Work instructions
Retype all of the data exactly as given.

Material
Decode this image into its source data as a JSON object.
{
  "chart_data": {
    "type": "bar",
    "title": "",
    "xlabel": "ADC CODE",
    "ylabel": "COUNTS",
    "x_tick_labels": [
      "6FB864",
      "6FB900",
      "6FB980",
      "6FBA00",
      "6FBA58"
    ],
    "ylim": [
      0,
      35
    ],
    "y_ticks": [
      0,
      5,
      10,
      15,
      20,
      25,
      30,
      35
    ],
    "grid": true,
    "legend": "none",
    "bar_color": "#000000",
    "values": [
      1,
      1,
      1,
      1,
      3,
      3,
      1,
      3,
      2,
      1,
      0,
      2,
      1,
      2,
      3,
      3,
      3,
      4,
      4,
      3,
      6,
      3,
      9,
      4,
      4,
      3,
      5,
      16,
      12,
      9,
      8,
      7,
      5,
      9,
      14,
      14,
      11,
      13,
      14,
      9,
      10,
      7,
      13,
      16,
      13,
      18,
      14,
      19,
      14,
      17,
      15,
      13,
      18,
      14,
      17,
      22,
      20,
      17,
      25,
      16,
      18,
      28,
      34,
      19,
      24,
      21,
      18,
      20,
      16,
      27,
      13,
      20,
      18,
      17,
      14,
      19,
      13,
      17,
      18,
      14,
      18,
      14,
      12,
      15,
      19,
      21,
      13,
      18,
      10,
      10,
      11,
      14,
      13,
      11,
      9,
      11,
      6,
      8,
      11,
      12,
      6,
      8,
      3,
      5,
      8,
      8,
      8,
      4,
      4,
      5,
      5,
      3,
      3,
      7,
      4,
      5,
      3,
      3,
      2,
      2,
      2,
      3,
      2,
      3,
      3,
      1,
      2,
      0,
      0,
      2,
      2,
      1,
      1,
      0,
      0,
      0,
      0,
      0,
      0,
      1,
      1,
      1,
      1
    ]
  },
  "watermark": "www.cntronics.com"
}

Exercise result
Decode this image into its source data as a JSON object.
{
  "chart_data": {
    "type": "bar",
    "title": "",
    "xlabel": "ADC CODE",
    "ylabel": "COUNTS",
    "x_tick_labels": [
      "6FB864",
      "6FB900",
      "6FB980",
      "6FBA00",
      "6FBA58"
    ],
    "ylim": [
      0,
      35
    ],
    "y_ticks": [
      0,
      5,
      10,
      15,
      20,
      25,
      30,
      35
    ],
    "grid": true,
    "legend": "none",
    "bar_color": "#000000",
    "values": [
      1,
      1,
      1,
      1,
      3,
      3,
      1,
      3,
      2,
      1,
      0,
      2,
      1,
      2,
      3,
      3,
      3,
      4,
      4,
      3,
      6,
      3,
      9,
      4,
      4,
      3,
      5,
      16,
      12,
      9,
      8,
      7,
      5,
      9,
      14,
      14,
      11,
      13,
      14,
      9,
      10,
      7,
      13,
      16,
      13,
      18,
      14,
      19,
      14,
      17,
      15,
      13,
      18,
      14,
      17,
      22,
      20,
      17,
      25,
      16,
      18,
      28,
      34,
      19,
      24,
      21,
      18,
      20,
      16,
      27,
      13,
      20,
      18,
      17,
      14,
      19,
      13,
      17,
      18,
      14,
      18,
      14,
      12,
      15,
      19,
      21,
      13,
      18,
      10,
      10,
      11,
      14,
      13,
      11,
      9,
      11,
      6,
      8,
      11,
      12,
      6,
      8,
      3,
      5,
      8,
      8,
      8,
      4,
      4,
      5,
      5,
      3,
      3,
      7,
      4,
      5,
      3,
      3,
      2,
      2,
      2,
      3,
      2,
      3,
      3,
      1,
      2,
      0,
      0,
      2,
      2,
      1,
      1,
      0,
      0,
      0,
      0,
      0,
      0,
      1,
      1,
      1,
      1
    ]
  },
  "watermark": "www.cntronics.com"
}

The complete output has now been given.